#### Material supplied ####

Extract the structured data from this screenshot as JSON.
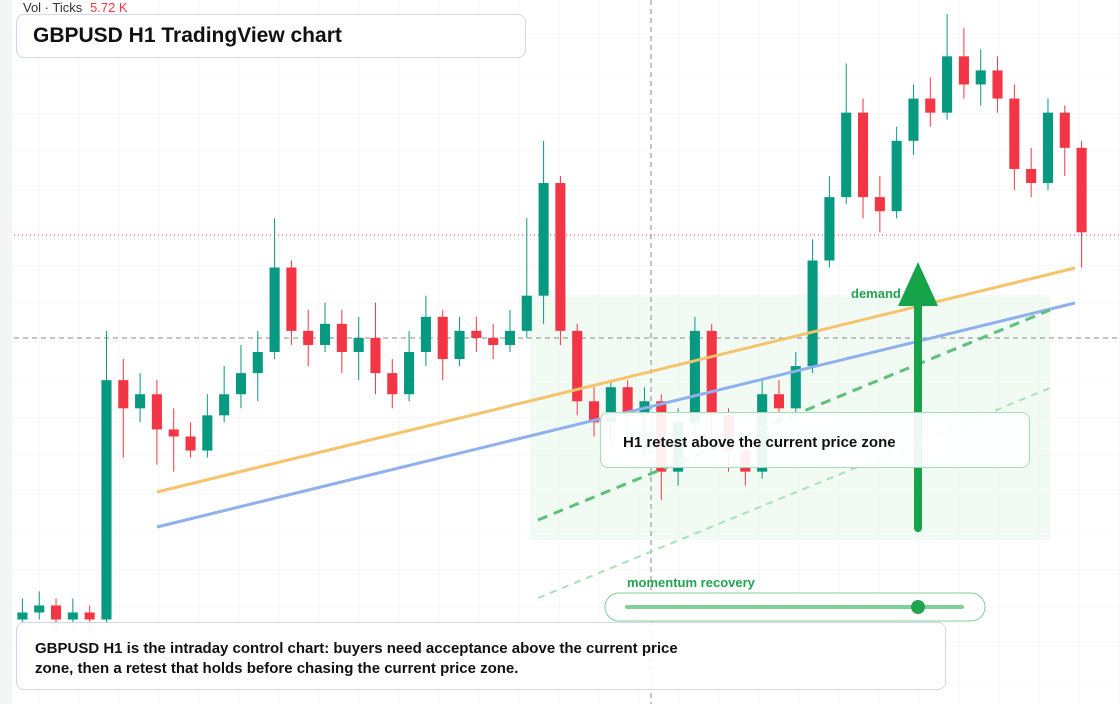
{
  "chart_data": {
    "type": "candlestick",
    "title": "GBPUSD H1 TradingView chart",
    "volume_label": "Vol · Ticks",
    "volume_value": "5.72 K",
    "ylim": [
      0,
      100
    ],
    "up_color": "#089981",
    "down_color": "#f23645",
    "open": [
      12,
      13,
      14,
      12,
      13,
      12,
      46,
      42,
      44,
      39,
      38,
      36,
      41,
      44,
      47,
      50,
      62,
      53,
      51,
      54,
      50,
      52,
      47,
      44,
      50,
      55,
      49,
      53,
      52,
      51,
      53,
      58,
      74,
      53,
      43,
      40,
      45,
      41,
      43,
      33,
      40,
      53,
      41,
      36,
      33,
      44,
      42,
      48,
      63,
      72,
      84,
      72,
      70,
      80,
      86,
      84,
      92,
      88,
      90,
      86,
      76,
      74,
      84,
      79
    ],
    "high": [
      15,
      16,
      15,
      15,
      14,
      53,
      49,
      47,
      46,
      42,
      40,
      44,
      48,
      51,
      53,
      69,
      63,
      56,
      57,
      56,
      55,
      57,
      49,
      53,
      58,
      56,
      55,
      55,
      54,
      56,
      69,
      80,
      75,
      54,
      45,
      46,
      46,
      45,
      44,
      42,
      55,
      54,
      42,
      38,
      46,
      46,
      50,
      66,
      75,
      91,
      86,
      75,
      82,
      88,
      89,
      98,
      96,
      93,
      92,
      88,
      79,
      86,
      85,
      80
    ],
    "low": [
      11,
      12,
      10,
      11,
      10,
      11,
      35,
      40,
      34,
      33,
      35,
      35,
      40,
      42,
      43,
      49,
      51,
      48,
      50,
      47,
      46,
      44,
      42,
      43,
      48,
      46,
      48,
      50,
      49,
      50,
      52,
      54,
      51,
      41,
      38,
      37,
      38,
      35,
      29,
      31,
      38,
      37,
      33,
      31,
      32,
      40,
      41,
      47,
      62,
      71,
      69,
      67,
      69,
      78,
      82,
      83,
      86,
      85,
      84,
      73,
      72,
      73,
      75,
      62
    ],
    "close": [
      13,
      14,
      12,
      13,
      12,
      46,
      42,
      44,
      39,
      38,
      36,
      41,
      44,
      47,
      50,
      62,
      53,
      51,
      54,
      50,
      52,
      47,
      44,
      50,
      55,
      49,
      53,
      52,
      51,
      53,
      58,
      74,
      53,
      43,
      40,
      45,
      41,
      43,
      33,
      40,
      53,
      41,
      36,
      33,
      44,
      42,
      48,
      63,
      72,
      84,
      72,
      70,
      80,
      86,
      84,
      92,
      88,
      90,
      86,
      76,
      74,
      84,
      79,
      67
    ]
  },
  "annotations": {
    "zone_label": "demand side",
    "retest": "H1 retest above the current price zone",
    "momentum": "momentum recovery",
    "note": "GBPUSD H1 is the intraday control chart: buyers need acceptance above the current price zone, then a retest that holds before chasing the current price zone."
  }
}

####

Show the lines where the word "price" appears in the entries.

    "retest": "H1 retest above the current price zone",
    "note": "GBPUSD H1 is the intraday control chart: buyers need acceptance above the current price zone, then a retest that holds before chasing the current price zone."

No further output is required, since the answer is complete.